- _TO DO_: Tally the lines in the data that follows that include the word "Hojas", and report nothing but the total.

- _EXERCISE INPUTS_:

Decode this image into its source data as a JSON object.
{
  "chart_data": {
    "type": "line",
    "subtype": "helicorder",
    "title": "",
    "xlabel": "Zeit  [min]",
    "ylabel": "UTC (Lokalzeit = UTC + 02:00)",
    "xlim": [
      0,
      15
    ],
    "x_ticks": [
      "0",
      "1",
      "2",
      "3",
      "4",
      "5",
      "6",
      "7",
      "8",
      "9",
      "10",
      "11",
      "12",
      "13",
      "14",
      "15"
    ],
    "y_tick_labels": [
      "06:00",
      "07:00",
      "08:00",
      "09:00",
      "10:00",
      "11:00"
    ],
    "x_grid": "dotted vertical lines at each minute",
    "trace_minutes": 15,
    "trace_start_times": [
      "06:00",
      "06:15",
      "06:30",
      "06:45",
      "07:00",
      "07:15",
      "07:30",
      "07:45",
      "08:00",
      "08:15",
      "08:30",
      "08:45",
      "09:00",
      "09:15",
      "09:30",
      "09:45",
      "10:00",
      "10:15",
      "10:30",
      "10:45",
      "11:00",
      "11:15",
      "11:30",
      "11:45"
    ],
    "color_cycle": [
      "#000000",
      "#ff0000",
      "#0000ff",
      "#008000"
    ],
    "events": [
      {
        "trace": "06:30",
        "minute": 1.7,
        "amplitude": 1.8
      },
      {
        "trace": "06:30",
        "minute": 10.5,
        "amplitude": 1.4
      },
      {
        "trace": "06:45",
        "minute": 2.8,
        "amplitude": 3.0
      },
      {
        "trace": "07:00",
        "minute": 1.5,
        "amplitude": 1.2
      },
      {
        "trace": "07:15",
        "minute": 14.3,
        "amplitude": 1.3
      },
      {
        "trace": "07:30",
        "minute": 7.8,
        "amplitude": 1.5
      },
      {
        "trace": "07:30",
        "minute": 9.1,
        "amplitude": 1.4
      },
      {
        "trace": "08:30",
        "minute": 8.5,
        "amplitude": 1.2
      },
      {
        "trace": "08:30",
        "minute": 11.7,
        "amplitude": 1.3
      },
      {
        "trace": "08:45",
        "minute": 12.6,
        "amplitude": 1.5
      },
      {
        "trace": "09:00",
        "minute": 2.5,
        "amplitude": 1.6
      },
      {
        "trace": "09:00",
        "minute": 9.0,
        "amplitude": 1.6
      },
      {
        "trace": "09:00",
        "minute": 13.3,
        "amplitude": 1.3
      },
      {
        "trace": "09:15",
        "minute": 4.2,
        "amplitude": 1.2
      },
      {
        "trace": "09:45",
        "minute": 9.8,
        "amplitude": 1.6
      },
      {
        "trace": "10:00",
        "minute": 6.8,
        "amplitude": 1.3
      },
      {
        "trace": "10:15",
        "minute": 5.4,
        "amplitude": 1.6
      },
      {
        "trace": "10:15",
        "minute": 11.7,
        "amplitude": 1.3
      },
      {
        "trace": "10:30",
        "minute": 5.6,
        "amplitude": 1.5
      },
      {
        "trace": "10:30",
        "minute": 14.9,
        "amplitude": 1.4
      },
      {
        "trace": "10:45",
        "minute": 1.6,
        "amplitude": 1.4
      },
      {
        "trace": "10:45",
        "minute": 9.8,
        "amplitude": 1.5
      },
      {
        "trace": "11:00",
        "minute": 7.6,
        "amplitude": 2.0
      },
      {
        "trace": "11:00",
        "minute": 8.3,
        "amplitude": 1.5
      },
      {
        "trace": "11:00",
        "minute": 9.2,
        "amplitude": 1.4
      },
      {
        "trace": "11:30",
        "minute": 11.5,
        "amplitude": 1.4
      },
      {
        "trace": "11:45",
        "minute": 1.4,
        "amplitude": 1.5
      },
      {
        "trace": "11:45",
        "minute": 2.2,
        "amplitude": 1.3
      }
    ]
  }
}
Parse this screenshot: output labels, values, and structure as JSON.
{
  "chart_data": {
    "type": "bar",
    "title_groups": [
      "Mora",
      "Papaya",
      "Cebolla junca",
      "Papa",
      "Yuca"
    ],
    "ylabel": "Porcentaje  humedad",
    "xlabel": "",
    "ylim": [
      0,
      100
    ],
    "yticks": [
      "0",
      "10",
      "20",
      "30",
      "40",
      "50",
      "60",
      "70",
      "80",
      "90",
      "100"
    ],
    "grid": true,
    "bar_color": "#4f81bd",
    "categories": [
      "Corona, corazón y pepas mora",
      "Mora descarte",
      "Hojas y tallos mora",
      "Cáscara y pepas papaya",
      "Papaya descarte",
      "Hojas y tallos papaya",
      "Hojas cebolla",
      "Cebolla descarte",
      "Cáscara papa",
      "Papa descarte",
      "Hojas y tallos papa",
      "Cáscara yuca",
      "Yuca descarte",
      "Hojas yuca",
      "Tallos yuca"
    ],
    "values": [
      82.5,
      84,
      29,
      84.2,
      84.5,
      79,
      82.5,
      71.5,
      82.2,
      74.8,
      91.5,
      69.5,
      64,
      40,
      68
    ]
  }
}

- _COMPLETE RESPONSE_: 5